### Source extract
What's you loadavg at the same time - that might (MIGHT) be a better indicator, but for "peaky" values, you might not even see it in the numbers. You might want to look at installing collectl.
Hardware or software RAID ?. Separate controllers ?. Are you swapping ?. Is it impacting your users ?.
I doubt there is an easy way to identify file access - iotop indicates the major users, but you already know that.
syg00 is right - I think especially concerning "It indicates that (all) the CPUs are idle, and there is uncompleted I/O" and "Is it impacting your users ?".
I used to work with an IBM AIX server and had often high wait times with the CPU and at the beginning I was jumping around trying to lower that value but in most of the cases ("most" - not "all") it was normal and had practically no repercussions on the users.
I doubt there is an easy way to identify file access - iotop indicates the major users, but you already know that.
This is what I figured it is not possible to track IO on a per file basis. I've been comparing our school's diskless servers in MRTG and and it seems when we get to around 200 diskless workstations the hardware raid can not keep up. So I'll be focusing in on faster drives/raid.
In regards to atop vs iotop - atop is much nicer break-down of what is causing bottle necks (CPU, disk, net, swap). The MRTG graphs are nice for a visual comparison over time.
Yes - for some reason when the IO is too high DNS stops resolving in a timely manner which prompts students to reboot their diskless client in hopes of fixing Internet. Rebooting diskless clients creates more disk IO.
Yes - for some reason when the IO is too high DNS stops resolving in a timely manner...
######
Written exercise A = Return the listing lines exactly, everything from its first line down to the line containing "- word-entry: public", both included, and nothing more.
The forum thread above and the listing that comes next are unrelated material.
### Listed records
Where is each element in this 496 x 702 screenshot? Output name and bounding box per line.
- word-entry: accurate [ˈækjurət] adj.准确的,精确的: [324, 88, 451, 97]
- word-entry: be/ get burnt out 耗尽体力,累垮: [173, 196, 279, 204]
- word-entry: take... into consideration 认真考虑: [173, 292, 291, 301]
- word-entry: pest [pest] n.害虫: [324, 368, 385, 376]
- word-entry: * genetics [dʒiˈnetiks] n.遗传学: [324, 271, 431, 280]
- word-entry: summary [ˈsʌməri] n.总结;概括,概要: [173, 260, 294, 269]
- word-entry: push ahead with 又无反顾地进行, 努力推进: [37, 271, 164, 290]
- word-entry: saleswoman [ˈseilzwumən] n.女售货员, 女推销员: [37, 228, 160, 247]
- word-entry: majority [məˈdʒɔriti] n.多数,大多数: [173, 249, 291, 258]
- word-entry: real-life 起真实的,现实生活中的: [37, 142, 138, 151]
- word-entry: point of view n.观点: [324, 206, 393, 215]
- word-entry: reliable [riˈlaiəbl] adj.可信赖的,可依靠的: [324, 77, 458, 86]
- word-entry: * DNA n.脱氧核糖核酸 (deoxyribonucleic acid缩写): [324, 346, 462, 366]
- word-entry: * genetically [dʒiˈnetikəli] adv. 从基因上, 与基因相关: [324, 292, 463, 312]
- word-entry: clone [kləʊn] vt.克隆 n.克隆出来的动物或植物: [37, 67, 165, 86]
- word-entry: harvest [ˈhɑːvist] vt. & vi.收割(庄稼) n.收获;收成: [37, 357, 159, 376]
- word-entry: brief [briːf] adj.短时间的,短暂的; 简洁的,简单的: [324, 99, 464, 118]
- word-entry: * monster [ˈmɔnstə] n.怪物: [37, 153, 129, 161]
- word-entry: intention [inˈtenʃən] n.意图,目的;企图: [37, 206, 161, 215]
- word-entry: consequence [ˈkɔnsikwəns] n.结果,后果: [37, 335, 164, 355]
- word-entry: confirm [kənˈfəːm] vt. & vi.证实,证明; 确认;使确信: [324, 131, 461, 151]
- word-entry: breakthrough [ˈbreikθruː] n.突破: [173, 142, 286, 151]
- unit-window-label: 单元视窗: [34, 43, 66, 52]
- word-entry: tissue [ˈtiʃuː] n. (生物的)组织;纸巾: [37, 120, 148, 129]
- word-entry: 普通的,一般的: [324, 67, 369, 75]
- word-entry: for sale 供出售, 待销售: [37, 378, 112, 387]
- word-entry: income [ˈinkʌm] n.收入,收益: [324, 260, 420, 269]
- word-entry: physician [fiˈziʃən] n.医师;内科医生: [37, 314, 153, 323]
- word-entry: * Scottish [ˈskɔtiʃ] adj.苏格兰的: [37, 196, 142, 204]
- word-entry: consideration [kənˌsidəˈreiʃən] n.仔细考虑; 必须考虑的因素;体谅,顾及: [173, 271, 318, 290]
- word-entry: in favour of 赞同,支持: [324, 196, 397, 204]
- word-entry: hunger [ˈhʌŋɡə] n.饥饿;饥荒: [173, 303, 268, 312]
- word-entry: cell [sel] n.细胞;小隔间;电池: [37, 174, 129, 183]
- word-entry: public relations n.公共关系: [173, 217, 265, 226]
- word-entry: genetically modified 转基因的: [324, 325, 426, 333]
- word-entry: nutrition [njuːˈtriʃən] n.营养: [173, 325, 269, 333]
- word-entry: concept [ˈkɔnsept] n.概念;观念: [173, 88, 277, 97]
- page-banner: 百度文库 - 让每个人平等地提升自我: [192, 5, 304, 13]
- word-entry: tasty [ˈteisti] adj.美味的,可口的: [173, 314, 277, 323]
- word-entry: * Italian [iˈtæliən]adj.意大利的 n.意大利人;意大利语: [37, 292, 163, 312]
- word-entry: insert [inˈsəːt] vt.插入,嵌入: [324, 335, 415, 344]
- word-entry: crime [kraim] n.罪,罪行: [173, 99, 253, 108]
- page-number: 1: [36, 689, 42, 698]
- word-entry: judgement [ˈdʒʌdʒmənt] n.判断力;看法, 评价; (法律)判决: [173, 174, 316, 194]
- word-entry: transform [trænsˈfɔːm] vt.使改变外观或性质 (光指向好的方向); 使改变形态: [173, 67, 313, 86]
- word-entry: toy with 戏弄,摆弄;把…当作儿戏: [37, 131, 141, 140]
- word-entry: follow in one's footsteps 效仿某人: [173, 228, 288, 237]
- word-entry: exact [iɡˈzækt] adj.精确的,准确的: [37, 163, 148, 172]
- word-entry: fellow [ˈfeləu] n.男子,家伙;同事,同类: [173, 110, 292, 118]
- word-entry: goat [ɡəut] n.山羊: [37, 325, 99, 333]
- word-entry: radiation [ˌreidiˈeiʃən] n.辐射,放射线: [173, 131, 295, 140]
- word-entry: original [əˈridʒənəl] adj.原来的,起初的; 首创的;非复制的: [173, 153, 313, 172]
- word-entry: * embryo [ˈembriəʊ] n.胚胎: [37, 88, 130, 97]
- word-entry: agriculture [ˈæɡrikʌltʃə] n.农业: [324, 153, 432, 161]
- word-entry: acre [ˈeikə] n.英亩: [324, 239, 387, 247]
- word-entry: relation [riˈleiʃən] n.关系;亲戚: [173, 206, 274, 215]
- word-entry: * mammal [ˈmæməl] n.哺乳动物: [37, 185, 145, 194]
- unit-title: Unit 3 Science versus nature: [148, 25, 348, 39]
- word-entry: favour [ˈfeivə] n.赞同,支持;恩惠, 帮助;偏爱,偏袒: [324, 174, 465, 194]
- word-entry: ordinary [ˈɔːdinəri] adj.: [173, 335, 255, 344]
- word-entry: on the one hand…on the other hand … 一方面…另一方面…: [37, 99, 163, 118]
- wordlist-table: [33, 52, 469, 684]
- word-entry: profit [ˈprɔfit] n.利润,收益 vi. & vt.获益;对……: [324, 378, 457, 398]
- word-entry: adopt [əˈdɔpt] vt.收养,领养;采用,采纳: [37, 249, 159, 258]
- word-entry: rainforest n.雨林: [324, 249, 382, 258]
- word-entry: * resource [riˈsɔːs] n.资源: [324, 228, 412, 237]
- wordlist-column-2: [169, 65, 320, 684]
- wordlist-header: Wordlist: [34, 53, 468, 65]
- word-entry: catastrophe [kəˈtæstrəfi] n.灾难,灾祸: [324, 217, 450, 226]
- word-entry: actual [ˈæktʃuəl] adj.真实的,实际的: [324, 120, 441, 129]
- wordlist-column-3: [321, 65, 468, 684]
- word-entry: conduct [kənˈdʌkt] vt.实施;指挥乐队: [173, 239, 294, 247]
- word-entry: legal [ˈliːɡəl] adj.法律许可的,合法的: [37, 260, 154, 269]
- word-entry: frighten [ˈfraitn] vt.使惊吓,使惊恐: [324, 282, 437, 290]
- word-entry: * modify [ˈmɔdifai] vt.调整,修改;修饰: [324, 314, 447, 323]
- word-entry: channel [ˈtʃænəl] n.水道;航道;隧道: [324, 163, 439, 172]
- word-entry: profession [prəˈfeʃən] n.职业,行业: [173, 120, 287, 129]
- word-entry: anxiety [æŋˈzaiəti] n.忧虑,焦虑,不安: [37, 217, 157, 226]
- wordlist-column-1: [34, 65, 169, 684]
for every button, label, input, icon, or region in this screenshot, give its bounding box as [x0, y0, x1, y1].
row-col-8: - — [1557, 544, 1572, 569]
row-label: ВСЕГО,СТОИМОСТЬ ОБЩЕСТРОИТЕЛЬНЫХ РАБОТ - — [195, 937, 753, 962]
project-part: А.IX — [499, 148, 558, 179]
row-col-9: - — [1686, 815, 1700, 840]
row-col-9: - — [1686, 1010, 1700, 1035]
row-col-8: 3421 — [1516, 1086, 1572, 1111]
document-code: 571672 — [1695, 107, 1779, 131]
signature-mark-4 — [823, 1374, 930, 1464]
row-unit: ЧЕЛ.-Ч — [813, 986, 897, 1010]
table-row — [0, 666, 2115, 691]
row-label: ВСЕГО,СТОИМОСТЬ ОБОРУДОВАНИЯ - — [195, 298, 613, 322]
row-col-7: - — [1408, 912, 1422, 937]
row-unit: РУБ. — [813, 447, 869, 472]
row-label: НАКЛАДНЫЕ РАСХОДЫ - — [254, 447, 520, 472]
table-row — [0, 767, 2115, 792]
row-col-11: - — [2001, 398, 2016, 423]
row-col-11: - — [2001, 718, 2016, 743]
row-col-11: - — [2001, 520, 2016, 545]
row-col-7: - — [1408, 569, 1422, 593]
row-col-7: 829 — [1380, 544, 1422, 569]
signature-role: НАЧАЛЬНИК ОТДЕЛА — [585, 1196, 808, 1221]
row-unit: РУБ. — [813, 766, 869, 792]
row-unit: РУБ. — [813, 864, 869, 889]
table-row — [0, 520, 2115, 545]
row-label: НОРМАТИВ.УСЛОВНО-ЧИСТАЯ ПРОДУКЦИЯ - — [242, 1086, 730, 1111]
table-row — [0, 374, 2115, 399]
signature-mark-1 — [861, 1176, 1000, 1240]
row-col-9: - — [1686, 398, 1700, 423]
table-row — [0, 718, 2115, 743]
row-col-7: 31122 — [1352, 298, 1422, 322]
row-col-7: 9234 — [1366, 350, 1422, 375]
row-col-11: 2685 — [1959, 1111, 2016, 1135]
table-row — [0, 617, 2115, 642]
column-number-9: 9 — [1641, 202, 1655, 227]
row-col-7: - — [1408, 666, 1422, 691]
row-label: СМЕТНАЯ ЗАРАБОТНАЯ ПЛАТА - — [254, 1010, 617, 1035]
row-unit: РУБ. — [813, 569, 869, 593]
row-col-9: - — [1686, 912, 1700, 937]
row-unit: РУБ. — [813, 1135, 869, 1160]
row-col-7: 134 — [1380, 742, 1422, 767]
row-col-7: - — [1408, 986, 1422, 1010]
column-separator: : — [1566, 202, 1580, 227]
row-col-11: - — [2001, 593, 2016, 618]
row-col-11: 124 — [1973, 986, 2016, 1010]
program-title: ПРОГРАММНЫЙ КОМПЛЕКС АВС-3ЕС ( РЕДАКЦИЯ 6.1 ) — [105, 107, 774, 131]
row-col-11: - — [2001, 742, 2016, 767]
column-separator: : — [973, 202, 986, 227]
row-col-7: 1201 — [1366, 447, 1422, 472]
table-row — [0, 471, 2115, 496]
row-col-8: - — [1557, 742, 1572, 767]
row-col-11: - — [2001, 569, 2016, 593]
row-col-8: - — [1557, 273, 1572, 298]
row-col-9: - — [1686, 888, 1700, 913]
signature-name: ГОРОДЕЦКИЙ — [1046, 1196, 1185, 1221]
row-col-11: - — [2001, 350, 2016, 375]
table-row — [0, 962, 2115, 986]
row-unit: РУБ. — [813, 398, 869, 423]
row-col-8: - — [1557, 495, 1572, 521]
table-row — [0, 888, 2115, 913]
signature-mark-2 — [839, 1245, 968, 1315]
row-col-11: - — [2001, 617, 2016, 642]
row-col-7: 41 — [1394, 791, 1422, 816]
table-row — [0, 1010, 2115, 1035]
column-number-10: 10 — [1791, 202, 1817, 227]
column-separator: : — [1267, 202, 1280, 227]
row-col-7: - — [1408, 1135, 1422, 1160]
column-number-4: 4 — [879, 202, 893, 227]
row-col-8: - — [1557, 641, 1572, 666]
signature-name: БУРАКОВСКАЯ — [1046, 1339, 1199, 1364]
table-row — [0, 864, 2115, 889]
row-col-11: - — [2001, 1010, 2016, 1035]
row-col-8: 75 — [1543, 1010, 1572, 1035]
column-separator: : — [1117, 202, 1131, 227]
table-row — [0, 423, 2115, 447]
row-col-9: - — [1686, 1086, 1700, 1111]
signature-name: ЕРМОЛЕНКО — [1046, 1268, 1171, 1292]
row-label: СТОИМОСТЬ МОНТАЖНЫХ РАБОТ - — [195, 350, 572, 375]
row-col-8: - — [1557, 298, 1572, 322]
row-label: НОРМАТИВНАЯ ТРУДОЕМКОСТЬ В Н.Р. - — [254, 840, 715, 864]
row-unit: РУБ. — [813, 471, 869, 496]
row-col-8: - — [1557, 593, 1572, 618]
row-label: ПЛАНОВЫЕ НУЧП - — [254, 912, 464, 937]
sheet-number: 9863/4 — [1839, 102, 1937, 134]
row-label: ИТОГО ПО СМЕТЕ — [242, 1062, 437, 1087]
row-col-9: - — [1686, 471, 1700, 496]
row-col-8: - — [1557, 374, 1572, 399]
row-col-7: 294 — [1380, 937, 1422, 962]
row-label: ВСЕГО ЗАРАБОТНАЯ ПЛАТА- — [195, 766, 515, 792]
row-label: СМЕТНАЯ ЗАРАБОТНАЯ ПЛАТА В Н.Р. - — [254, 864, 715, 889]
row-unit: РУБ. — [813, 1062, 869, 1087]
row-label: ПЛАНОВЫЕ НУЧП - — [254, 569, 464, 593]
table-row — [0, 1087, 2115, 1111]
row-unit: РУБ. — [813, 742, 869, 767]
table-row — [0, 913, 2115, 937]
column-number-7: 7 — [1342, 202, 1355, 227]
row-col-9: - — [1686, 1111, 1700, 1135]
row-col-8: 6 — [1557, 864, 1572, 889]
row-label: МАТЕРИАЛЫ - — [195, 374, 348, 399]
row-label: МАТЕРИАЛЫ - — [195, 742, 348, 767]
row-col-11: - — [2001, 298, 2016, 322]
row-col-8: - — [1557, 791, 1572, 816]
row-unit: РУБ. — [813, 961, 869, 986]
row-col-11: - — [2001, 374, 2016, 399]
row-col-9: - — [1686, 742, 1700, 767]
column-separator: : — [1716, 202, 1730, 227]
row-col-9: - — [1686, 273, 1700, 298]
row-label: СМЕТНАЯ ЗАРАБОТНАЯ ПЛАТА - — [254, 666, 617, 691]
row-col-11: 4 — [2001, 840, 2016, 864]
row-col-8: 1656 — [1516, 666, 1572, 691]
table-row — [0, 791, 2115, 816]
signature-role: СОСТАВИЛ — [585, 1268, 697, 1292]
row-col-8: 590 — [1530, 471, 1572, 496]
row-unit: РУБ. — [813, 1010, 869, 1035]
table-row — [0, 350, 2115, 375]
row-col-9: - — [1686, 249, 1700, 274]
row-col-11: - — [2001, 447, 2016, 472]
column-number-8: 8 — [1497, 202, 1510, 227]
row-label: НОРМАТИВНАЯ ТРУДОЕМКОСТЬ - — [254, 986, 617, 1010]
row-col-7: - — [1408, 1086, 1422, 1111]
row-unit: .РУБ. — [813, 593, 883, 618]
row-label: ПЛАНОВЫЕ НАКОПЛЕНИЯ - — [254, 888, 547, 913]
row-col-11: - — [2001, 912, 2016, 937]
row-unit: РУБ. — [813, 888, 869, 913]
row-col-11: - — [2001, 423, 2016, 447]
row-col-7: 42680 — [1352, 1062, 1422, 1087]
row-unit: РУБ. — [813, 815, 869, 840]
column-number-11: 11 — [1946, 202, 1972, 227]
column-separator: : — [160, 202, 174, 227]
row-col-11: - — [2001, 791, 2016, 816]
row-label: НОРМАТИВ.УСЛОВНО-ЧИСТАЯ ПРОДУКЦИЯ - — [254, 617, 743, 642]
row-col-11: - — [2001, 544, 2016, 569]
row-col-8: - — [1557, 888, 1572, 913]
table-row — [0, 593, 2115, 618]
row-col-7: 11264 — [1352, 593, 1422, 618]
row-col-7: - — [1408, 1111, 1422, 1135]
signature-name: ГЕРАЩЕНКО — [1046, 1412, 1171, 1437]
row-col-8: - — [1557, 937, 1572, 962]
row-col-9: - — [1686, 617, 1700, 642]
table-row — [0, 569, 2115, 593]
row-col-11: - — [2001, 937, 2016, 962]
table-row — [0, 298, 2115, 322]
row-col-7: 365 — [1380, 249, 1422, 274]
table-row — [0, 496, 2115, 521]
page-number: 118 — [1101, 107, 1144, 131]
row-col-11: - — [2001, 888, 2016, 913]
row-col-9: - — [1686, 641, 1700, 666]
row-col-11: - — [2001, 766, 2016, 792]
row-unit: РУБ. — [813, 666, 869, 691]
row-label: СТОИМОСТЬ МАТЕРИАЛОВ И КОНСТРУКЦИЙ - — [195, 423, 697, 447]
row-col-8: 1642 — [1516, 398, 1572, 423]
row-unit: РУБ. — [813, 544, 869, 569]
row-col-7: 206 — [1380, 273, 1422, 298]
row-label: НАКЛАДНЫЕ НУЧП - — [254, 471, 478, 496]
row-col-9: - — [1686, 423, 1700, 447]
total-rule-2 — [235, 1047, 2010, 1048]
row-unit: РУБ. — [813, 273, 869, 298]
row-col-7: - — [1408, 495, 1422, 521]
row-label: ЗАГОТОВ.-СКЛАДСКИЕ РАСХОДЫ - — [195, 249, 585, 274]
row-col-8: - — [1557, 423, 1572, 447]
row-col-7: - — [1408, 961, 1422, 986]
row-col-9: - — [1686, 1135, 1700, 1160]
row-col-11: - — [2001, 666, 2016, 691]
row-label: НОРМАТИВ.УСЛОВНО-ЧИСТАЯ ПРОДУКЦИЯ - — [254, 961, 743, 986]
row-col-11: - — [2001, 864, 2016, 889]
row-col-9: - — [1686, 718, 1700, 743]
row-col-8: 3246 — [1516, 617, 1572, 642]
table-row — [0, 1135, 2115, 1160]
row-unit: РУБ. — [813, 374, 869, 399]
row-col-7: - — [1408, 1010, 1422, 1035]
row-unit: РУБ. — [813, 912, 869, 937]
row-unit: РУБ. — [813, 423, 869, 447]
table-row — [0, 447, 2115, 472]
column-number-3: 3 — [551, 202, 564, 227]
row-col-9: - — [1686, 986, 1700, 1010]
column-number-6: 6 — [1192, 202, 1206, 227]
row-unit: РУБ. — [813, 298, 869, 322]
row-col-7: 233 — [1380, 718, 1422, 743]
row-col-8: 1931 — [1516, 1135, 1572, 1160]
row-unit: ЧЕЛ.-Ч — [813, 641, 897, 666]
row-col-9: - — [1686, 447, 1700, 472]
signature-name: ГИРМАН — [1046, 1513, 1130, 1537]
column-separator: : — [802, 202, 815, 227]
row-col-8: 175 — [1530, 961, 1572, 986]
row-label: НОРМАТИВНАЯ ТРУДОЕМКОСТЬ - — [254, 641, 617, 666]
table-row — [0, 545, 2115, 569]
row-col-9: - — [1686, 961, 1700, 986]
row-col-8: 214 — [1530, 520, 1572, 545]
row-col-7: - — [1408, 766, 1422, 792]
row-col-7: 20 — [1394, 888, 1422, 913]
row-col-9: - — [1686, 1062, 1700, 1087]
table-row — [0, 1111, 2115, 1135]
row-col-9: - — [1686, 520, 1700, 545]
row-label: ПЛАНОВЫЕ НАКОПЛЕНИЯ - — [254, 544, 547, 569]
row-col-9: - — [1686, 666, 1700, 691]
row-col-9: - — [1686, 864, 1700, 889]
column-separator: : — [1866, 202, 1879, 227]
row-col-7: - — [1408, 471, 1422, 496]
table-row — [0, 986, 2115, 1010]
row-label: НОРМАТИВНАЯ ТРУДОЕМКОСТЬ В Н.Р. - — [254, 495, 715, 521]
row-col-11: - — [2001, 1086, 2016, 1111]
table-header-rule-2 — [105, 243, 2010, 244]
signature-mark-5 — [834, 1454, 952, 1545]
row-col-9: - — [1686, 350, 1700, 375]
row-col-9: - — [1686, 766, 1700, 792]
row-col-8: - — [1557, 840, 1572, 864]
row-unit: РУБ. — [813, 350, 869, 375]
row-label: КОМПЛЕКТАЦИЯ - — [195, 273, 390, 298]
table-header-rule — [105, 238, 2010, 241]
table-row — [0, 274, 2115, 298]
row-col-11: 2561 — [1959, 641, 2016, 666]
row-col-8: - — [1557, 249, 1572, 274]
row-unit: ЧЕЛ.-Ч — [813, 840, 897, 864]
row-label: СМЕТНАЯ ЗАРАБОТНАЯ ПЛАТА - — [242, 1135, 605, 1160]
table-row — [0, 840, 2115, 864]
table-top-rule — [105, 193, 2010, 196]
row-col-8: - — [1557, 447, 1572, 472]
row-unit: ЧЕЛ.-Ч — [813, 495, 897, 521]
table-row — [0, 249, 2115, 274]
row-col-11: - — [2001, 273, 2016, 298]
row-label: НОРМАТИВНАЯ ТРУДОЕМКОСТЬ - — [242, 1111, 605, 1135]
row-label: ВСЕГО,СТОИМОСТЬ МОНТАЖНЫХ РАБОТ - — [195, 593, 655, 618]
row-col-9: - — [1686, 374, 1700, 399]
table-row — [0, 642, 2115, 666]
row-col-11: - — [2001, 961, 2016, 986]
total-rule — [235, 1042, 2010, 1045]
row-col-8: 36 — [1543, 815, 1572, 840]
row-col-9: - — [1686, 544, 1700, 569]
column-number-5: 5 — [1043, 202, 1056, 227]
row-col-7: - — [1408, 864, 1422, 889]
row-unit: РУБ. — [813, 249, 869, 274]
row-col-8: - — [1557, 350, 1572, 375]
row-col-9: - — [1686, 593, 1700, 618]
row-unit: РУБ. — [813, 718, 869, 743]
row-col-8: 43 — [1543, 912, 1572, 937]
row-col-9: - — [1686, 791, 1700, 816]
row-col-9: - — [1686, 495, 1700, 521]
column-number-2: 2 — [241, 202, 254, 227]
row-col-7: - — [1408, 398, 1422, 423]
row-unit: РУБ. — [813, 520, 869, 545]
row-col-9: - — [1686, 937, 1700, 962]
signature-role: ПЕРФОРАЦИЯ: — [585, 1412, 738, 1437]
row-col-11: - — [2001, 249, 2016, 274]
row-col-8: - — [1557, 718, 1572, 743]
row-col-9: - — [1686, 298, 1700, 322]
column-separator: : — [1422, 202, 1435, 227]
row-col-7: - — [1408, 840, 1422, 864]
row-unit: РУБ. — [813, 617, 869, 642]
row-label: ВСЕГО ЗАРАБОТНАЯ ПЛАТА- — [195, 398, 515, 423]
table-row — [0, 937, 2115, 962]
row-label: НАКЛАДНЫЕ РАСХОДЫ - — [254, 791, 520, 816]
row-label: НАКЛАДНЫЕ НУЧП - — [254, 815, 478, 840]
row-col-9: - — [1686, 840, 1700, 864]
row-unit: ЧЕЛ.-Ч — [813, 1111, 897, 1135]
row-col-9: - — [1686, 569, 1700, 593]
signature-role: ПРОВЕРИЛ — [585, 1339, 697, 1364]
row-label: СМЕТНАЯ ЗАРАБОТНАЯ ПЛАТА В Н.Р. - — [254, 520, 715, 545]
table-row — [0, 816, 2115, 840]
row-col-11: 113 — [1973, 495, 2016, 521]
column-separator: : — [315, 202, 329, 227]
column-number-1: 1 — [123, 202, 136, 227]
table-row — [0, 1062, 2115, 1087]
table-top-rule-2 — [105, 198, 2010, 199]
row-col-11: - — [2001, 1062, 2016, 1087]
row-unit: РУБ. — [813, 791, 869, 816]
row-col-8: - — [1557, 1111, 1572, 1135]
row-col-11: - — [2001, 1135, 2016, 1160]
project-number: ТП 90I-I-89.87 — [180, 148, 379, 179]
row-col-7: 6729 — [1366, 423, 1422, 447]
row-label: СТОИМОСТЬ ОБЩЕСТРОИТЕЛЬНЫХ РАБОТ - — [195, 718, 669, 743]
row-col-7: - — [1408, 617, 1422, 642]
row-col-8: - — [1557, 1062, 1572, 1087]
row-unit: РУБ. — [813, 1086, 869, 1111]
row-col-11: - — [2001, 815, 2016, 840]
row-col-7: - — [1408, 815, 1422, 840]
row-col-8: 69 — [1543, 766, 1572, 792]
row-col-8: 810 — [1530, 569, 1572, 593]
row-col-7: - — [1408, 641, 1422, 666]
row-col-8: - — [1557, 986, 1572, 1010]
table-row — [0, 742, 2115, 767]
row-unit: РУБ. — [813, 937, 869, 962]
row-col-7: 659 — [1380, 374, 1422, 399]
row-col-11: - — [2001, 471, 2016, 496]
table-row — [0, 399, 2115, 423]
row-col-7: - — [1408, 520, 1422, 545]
######
Written exercise B = Retype the whole forum thread on disk I/O wait exactly.

Correct answer A =
Where is each element in this 496 x 702 screenshot? Output name and bounding box per line.
- word-entry: accurate [ˈækjurət] adj.准确的,精确的: [324, 88, 451, 97]
- word-entry: be/ get burnt out 耗尽体力,累垮: [173, 196, 279, 204]
- word-entry: take... into consideration 认真考虑: [173, 292, 291, 301]
- word-entry: pest [pest] n.害虫: [324, 368, 385, 376]
- word-entry: * genetics [dʒiˈnetiks] n.遗传学: [324, 271, 431, 280]
- word-entry: summary [ˈsʌməri] n.总结;概括,概要: [173, 260, 294, 269]
- word-entry: push ahead with 又无反顾地进行, 努力推进: [37, 271, 164, 290]
- word-entry: saleswoman [ˈseilzwumən] n.女售货员, 女推销员: [37, 228, 160, 247]
- word-entry: majority [məˈdʒɔriti] n.多数,大多数: [173, 249, 291, 258]
- word-entry: real-life 起真实的,现实生活中的: [37, 142, 138, 151]
- word-entry: point of view n.观点: [324, 206, 393, 215]
- word-entry: reliable [riˈlaiəbl] adj.可信赖的,可依靠的: [324, 77, 458, 86]
- word-entry: * DNA n.脱氧核糖核酸 (deoxyribonucleic acid缩写): [324, 346, 462, 366]
- word-entry: * genetically [dʒiˈnetikəli] adv. 从基因上, 与基因相关: [324, 292, 463, 312]
- word-entry: clone [kləʊn] vt.克隆 n.克隆出来的动物或植物: [37, 67, 165, 86]
- word-entry: harvest [ˈhɑːvist] vt. & vi.收割(庄稼) n.收获;收成: [37, 357, 159, 376]
- word-entry: brief [briːf] adj.短时间的,短暂的; 简洁的,简单的: [324, 99, 464, 118]
- word-entry: * monster [ˈmɔnstə] n.怪物: [37, 153, 129, 161]
- word-entry: intention [inˈtenʃən] n.意图,目的;企图: [37, 206, 161, 215]
- word-entry: consequence [ˈkɔnsikwəns] n.结果,后果: [37, 335, 164, 355]
- word-entry: confirm [kənˈfəːm] vt. & vi.证实,证明; 确认;使确信: [324, 131, 461, 151]
- word-entry: breakthrough [ˈbreikθruː] n.突破: [173, 142, 286, 151]
- unit-window-label: 单元视窗: [34, 43, 66, 52]
- word-entry: tissue [ˈtiʃuː] n. (生物的)组织;纸巾: [37, 120, 148, 129]
- word-entry: 普通的,一般的: [324, 67, 369, 75]
- word-entry: for sale 供出售, 待销售: [37, 378, 112, 387]
- word-entry: income [ˈinkʌm] n.收入,收益: [324, 260, 420, 269]
- word-entry: physician [fiˈziʃən] n.医师;内科医生: [37, 314, 153, 323]
- word-entry: * Scottish [ˈskɔtiʃ] adj.苏格兰的: [37, 196, 142, 204]
- word-entry: consideration [kənˌsidəˈreiʃən] n.仔细考虑; 必须考虑的因素;体谅,顾及: [173, 271, 318, 290]
- word-entry: in favour of 赞同,支持: [324, 196, 397, 204]
- word-entry: hunger [ˈhʌŋɡə] n.饥饿;饥荒: [173, 303, 268, 312]
- word-entry: cell [sel] n.细胞;小隔间;电池: [37, 174, 129, 183]
- word-entry: public relations n.公共关系: [173, 217, 265, 226]

Correct answer B =
What's you loadavg at the same time - that might (MIGHT) be a better indicator, but for "peaky" values, you might not even see it in the numbers. You might want to look at installing collectl.
Hardware or software RAID ?. Separate controllers ?. Are you swapping ?. Is it impacting your users ?.
I doubt there is an easy way to identify file access - iotop indicates the major users, but you already know that.
syg00 is right - I think especially concerning "It indicates that (all) the CPUs are idle, and there is uncompleted I/O" and "Is it impacting your users ?".
I used to work with an IBM AIX server and had often high wait times with the CPU and at the beginning I was jumping around trying to lower that value but in most of the cases ("most" - not "all") it was normal and had practically no repercussions on the users.
I doubt there is an easy way to identify file access - iotop indicates the major users, but you already know that.
This is what I figured it is not possible to track IO on a per file basis. I've been comparing our school's diskless servers in MRTG and and it seems when we get to around 200 diskless workstations the hardware raid can not keep up. So I'll be focusing in on faster drives/raid.
In regards to atop vs iotop - atop is much nicer break-down of what is causing bottle necks (CPU, disk, net, swap). The MRTG graphs are nice for a visual comparison over time.
Yes - for some reason when the IO is too high DNS stops resolving in a timely manner which prompts students to reboot their diskless client in hopes of fixing Internet. Rebooting diskless clients creates more disk IO.
Yes - for some reason when the IO is too high DNS stops resolving in a timely manner...